◆ WORK TO BE COMPLETED
Exact repetition of every entry is required.

+ + + + +

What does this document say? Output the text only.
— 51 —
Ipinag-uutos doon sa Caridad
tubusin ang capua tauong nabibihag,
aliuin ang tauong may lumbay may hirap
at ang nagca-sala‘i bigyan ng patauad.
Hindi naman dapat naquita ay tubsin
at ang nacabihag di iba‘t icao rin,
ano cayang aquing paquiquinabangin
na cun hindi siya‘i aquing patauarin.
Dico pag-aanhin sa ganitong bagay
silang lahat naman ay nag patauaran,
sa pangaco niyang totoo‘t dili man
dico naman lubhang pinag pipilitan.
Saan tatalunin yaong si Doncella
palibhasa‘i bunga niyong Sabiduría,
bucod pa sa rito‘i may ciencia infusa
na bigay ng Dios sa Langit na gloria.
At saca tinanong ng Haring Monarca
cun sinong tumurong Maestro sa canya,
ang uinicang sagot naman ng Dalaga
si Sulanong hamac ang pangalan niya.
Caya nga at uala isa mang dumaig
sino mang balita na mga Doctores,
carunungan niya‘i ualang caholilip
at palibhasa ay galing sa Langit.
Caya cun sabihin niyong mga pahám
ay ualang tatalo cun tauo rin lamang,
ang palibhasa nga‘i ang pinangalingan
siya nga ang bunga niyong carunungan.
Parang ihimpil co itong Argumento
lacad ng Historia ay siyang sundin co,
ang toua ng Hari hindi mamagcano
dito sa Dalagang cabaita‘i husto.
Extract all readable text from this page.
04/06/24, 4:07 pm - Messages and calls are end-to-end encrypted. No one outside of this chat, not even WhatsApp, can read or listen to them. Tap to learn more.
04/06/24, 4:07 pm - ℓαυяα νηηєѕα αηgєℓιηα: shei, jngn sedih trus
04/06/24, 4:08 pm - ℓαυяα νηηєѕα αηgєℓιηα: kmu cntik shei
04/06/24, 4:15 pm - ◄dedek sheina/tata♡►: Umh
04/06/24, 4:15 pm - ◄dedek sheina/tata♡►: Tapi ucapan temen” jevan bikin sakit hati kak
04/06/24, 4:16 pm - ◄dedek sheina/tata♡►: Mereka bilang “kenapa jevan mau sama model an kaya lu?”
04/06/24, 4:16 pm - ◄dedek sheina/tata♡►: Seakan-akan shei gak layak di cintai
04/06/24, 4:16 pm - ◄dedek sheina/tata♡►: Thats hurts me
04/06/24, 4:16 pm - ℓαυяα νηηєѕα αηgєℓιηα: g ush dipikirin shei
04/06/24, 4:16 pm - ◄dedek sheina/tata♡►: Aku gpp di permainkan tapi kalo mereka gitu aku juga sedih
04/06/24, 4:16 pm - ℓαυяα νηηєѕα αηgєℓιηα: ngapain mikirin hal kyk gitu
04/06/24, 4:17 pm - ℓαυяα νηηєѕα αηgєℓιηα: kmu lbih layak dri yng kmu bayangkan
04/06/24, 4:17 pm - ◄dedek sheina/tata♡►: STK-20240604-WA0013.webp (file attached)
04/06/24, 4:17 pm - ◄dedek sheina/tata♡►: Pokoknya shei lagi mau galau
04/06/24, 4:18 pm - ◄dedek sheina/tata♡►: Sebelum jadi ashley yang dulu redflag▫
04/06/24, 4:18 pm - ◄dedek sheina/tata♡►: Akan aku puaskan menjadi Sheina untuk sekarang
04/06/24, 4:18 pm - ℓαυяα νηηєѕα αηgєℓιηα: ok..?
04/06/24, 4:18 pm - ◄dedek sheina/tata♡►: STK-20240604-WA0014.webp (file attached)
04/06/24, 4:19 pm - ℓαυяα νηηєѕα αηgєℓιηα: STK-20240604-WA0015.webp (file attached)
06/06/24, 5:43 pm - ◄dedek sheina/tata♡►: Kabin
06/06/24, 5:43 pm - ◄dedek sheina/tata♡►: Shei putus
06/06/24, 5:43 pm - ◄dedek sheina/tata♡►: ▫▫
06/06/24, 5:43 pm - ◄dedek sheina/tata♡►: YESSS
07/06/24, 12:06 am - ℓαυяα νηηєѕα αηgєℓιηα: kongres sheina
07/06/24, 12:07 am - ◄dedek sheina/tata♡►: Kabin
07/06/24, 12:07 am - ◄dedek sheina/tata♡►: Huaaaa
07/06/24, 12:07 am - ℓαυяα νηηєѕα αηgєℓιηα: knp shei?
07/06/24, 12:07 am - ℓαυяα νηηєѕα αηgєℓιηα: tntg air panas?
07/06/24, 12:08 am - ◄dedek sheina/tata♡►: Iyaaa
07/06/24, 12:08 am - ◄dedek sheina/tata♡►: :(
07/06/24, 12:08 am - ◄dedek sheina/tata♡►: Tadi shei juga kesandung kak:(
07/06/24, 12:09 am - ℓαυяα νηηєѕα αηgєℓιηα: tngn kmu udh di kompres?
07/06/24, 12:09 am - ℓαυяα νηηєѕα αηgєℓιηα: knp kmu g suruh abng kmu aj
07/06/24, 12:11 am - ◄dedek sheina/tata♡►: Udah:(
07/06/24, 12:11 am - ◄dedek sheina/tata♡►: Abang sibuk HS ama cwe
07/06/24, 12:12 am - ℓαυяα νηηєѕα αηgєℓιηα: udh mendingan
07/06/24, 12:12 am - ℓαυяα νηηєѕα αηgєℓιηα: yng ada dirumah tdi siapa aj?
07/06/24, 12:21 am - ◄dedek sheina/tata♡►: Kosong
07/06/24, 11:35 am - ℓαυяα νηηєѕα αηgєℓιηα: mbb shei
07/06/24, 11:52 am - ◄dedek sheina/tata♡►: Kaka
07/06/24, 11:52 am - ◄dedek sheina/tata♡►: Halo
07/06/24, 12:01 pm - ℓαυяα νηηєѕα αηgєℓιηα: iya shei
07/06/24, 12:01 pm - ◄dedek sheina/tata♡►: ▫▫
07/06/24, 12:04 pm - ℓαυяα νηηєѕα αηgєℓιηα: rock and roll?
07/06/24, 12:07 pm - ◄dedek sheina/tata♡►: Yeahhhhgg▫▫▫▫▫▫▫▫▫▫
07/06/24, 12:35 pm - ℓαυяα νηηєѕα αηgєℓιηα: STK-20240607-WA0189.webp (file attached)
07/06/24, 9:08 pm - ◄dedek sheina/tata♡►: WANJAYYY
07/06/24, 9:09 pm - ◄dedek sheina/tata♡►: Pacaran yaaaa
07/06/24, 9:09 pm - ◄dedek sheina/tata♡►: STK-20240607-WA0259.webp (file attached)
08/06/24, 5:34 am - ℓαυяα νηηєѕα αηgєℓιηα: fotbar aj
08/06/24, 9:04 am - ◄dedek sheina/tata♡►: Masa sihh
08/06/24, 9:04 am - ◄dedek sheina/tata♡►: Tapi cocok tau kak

+ + + + +

◆ TASK SOLUTION
What does this document say? Output the text only.
— 51 —
Ipinag-uutos doon sa Caridad
tubusin ang capua tauong nabibihag,
aliuin ang tauong may lumbay may hirap
at ang nagca-sala‘i bigyan ng patauad.
Hindi naman dapat naquita ay tubsin
at ang nacabihag di iba‘t icao rin,
ano cayang aquing paquiquinabangin
na cun hindi siya‘i aquing patauarin.
Dico pag-aanhin sa ganitong bagay
silang lahat naman ay nag patauaran,
sa pangaco niyang totoo‘t dili man
dico naman lubhang pinag pipilitan.
Saan tatalunin yaong si Doncella
palibhasa‘i bunga niyong Sabiduría,
bucod pa sa rito‘i may ciencia infusa
na bigay ng Dios sa Langit na gloria.
At saca tinanong ng Haring Monarca
cun sinong tumurong Maestro sa canya,
ang uinicang sagot naman ng Dalaga
si Sulanong hamac ang pangalan niya.
Caya nga at uala isa mang dumaig
sino mang balita na mga Doctores,
carunungan niya‘i ualang caholilip
at palibhasa ay galing sa Langit.
Caya cun sabihin niyong mga pahám
ay ualang tatalo cun tauo rin lamang,
ang palibhasa nga‘i ang pinangalingan
siya nga ang bunga niyong carunungan.
Parang ihimpil co itong Argumento
lacad ng Historia ay siyang sundin co,
ang toua ng Hari hindi mamagcano
dito sa Dalagang cabaita‘i husto.
Extract all readable text from this page.
04/06/24, 4:07 pm - Messages and calls are end-to-end encrypted. No one outside of this chat, not even WhatsApp, can read or listen to them. Tap to learn more.
04/06/24, 4:07 pm - ℓαυяα νηηєѕα αηgєℓιηα: shei, jngn sedih trus
04/06/24, 4:08 pm - ℓαυяα νηηєѕα αηgєℓιηα: kmu cntik shei
04/06/24, 4:15 pm - ◄dedek sheina/tata♡►: Umh
04/06/24, 4:15 pm - ◄dedek sheina/tata♡►: Tapi ucapan temen” jevan bikin sakit hati kak
04/06/24, 4:16 pm - ◄dedek sheina/tata♡►: Mereka bilang “kenapa jevan mau sama model an kaya lu?”
04/06/24, 4:16 pm - ◄dedek sheina/tata♡►: Seakan-akan shei gak layak di cintai
04/06/24, 4:16 pm - ◄dedek sheina/tata♡►: Thats hurts me
04/06/24, 4:16 pm - ℓαυяα νηηєѕα αηgєℓιηα: g ush dipikirin shei
04/06/24, 4:16 pm - ◄dedek sheina/tata♡►: Aku gpp di permainkan tapi kalo mereka gitu aku juga sedih
04/06/24, 4:16 pm - ℓαυяα νηηєѕα αηgєℓιηα: ngapain mikirin hal kyk gitu
04/06/24, 4:17 pm - ℓαυяα νηηєѕα αηgєℓιηα: kmu lbih layak dri yng kmu bayangkan
04/06/24, 4:17 pm - ◄dedek sheina/tata♡►: STK-20240604-WA0013.webp (file attached)
04/06/24, 4:17 pm - ◄dedek sheina/tata♡►: Pokoknya shei lagi mau galau
04/06/24, 4:18 pm - ◄dedek sheina/tata♡►: Sebelum jadi ashley yang dulu redflag▫
04/06/24, 4:18 pm - ◄dedek sheina/tata♡►: Akan aku puaskan menjadi Sheina untuk sekarang
04/06/24, 4:18 pm - ℓαυяα νηηєѕα αηgєℓιηα: ok..?
04/06/24, 4:18 pm - ◄dedek sheina/tata♡►: STK-20240604-WA0014.webp (file attached)
04/06/24, 4:19 pm - ℓαυяα νηηєѕα αηgєℓιηα: STK-20240604-WA0015.webp (file attached)
06/06/24, 5:43 pm - ◄dedek sheina/tata♡►: Kabin
06/06/24, 5:43 pm - ◄dedek sheina/tata♡►: Shei putus
06/06/24, 5:43 pm - ◄dedek sheina/tata♡►: ▫▫
06/06/24, 5:43 pm - ◄dedek sheina/tata♡►: YESSS
07/06/24, 12:06 am - ℓαυяα νηηєѕα αηgєℓιηα: kongres sheina
07/06/24, 12:07 am - ◄dedek sheina/tata♡►: Kabin
07/06/24, 12:07 am - ◄dedek sheina/tata♡►: Huaaaa
07/06/24, 12:07 am - ℓαυяα νηηєѕα αηgєℓιηα: knp shei?
07/06/24, 12:07 am - ℓαυяα νηηєѕα αηgєℓιηα: tntg air panas?
07/06/24, 12:08 am - ◄dedek sheina/tata♡►: Iyaaa
07/06/24, 12:08 am - ◄dedek sheina/tata♡►: :(
07/06/24, 12:08 am - ◄dedek sheina/tata♡►: Tadi shei juga kesandung kak:(
07/06/24, 12:09 am - ℓαυяα νηηєѕα αηgєℓιηα: tngn kmu udh di kompres?
07/06/24, 12:09 am - ℓαυяα νηηєѕα αηgєℓιηα: knp kmu g suruh abng kmu aj
07/06/24, 12:11 am - ◄dedek sheina/tata♡►: Udah:(
07/06/24, 12:11 am - ◄dedek sheina/tata♡►: Abang sibuk HS ama cwe
07/06/24, 12:12 am - ℓαυяα νηηєѕα αηgєℓιηα: udh mendingan
07/06/24, 12:12 am - ℓαυяα νηηєѕα αηgєℓιηα: yng ada dirumah tdi siapa aj?
07/06/24, 12:21 am - ◄dedek sheina/tata♡►: Kosong
07/06/24, 11:35 am - ℓαυяα νηηєѕα αηgєℓιηα: mbb shei
07/06/24, 11:52 am - ◄dedek sheina/tata♡►: Kaka
07/06/24, 11:52 am - ◄dedek sheina/tata♡►: Halo
07/06/24, 12:01 pm - ℓαυяα νηηєѕα αηgєℓιηα: iya shei
07/06/24, 12:01 pm - ◄dedek sheina/tata♡►: ▫▫
07/06/24, 12:04 pm - ℓαυяα νηηєѕα αηgєℓιηα: rock and roll?
07/06/24, 12:07 pm - ◄dedek sheina/tata♡►: Yeahhhhgg▫▫▫▫▫▫▫▫▫▫
07/06/24, 12:35 pm - ℓαυяα νηηєѕα αηgєℓιηα: STK-20240607-WA0189.webp (file attached)
07/06/24, 9:08 pm - ◄dedek sheina/tata♡►: WANJAYYY
07/06/24, 9:09 pm - ◄dedek sheina/tata♡►: Pacaran yaaaa
07/06/24, 9:09 pm - ◄dedek sheina/tata♡►: STK-20240607-WA0259.webp (file attached)
08/06/24, 5:34 am - ℓαυяα νηηєѕα αηgєℓιηα: fotbar aj
08/06/24, 9:04 am - ◄dedek sheina/tata♡►: Masa sihh
08/06/24, 9:04 am - ◄dedek sheina/tata♡►: Tapi cocok tau kak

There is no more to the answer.